====== Given data ======

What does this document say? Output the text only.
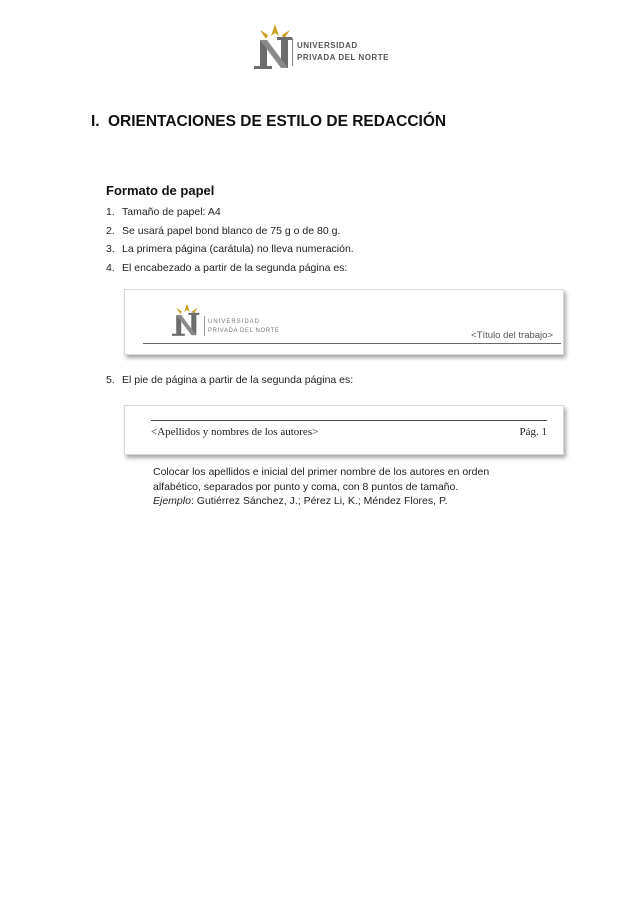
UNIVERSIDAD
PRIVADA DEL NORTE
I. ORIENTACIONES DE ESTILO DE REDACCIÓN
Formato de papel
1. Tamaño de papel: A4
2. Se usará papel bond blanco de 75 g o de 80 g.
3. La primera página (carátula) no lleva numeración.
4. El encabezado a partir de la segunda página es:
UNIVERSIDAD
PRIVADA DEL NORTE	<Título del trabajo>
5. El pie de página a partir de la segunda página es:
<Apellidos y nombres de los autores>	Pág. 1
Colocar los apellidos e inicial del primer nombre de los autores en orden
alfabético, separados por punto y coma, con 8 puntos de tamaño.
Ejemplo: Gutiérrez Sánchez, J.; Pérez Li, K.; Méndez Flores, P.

======
====== Given data ======

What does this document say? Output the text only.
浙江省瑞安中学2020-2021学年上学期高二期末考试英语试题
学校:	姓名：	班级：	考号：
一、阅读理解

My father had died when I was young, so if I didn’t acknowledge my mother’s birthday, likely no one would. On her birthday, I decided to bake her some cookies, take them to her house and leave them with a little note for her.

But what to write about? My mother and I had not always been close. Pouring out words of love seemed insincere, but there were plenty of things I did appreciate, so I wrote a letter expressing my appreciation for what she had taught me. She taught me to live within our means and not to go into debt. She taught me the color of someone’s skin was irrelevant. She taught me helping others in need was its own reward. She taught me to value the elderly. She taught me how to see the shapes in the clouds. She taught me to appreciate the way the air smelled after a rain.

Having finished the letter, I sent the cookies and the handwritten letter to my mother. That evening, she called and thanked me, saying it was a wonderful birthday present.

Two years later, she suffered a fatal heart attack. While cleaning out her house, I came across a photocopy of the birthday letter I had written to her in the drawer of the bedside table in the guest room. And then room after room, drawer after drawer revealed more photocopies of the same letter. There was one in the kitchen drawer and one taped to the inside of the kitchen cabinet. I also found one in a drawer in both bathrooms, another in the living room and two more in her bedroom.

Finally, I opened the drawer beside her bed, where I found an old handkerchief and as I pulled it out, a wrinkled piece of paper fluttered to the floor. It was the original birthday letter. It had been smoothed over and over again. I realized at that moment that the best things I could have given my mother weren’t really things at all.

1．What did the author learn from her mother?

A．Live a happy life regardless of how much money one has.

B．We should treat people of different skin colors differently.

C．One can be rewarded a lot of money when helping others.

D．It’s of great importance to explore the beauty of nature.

======

_Stated goal_
Filter the records down to the lines that contain the string "letter", and copy those lines.

_Answer for this exercise_
But what to write about? My mother and I had not always been close. Pouring out words of love seemed insincere, but there were plenty of things I did appreciate, so I wrote a letter expressing my appreciation for what she had taught me. She taught me to live within our means and not to go into debt. She taught me the color of someone’s skin was irrelevant. She taught me helping others in need was its own reward. She taught me to value the elderly. She taught me how to see the shapes in the clouds. She taught me to appreciate the way the air smelled after a rain.
Having finished the letter, I sent the cookies and the handwritten letter to my mother. That evening, she called and thanked me, saying it was a wonderful birthday present.
Two years later, she suffered a fatal heart attack. While cleaning out her house, I came across a photocopy of the birthday letter I had written to her in the drawer of the bedside table in the guest room. And then room after room, drawer after drawer revealed more photocopies of the same letter. There was one in the kitchen drawer and one taped to the inside of the kitchen cabinet. I also found one in a drawer in both bathrooms, another in the living room and two more in her bedroom.
Finally, I opened the drawer beside her bed, where I found an old handkerchief and as I pulled it out, a wrinkled piece of paper fluttered to the floor. It was the original birthday letter. It had been smoothed over and over again. I realized at that moment that the best things I could have given my mother weren’t really things at all.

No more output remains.